*** Material provided
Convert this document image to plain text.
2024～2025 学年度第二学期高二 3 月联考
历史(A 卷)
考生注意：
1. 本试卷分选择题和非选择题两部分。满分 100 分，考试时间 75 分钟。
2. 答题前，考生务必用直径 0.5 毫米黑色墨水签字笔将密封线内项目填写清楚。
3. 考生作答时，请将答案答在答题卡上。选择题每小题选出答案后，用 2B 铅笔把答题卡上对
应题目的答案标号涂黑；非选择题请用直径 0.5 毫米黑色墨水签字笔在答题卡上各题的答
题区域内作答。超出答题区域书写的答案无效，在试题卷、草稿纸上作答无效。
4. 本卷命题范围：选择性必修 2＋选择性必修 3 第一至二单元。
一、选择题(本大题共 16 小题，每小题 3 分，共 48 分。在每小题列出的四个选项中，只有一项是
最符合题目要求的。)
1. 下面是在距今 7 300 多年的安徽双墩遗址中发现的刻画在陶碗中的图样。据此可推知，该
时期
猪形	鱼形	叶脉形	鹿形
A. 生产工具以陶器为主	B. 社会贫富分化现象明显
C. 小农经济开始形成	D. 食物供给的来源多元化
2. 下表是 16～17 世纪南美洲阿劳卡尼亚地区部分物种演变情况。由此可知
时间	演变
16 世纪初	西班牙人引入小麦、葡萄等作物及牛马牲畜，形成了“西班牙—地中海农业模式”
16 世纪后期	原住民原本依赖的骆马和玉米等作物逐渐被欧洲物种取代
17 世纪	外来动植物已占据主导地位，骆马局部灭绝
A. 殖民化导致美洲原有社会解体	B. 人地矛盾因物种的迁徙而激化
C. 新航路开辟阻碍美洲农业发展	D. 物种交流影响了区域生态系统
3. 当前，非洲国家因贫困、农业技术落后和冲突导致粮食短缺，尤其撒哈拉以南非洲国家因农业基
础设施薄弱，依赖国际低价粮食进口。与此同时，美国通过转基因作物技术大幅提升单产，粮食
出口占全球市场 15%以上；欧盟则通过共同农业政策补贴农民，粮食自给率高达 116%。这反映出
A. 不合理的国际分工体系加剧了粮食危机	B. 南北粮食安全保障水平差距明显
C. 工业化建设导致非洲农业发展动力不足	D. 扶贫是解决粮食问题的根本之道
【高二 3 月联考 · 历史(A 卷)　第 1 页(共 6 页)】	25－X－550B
******
Exercise requirements – Please set down each line of the records exactly as given.

Answer –
Convert this document image to plain text.
2024～2025 学年度第二学期高二 3 月联考
历史(A 卷)
考生注意：
1. 本试卷分选择题和非选择题两部分。满分 100 分，考试时间 75 分钟。
2. 答题前，考生务必用直径 0.5 毫米黑色墨水签字笔将密封线内项目填写清楚。
3. 考生作答时，请将答案答在答题卡上。选择题每小题选出答案后，用 2B 铅笔把答题卡上对
应题目的答案标号涂黑；非选择题请用直径 0.5 毫米黑色墨水签字笔在答题卡上各题的答
题区域内作答。超出答题区域书写的答案无效，在试题卷、草稿纸上作答无效。
4. 本卷命题范围：选择性必修 2＋选择性必修 3 第一至二单元。
一、选择题(本大题共 16 小题，每小题 3 分，共 48 分。在每小题列出的四个选项中，只有一项是
最符合题目要求的。)
1. 下面是在距今 7 300 多年的安徽双墩遗址中发现的刻画在陶碗中的图样。据此可推知，该
时期
猪形	鱼形	叶脉形	鹿形
A. 生产工具以陶器为主	B. 社会贫富分化现象明显
C. 小农经济开始形成	D. 食物供给的来源多元化
2. 下表是 16～17 世纪南美洲阿劳卡尼亚地区部分物种演变情况。由此可知
时间	演变
16 世纪初	西班牙人引入小麦、葡萄等作物及牛马牲畜，形成了“西班牙—地中海农业模式”
16 世纪后期	原住民原本依赖的骆马和玉米等作物逐渐被欧洲物种取代
17 世纪	外来动植物已占据主导地位，骆马局部灭绝
A. 殖民化导致美洲原有社会解体	B. 人地矛盾因物种的迁徙而激化
C. 新航路开辟阻碍美洲农业发展	D. 物种交流影响了区域生态系统
3. 当前，非洲国家因贫困、农业技术落后和冲突导致粮食短缺，尤其撒哈拉以南非洲国家因农业基
础设施薄弱，依赖国际低价粮食进口。与此同时，美国通过转基因作物技术大幅提升单产，粮食
出口占全球市场 15%以上；欧盟则通过共同农业政策补贴农民，粮食自给率高达 116%。这反映出
A. 不合理的国际分工体系加剧了粮食危机	B. 南北粮食安全保障水平差距明显
C. 工业化建设导致非洲农业发展动力不足	D. 扶贫是解决粮食问题的根本之道
【高二 3 月联考 · 历史(A 卷)　第 1 页(共 6 页)】	25－X－550B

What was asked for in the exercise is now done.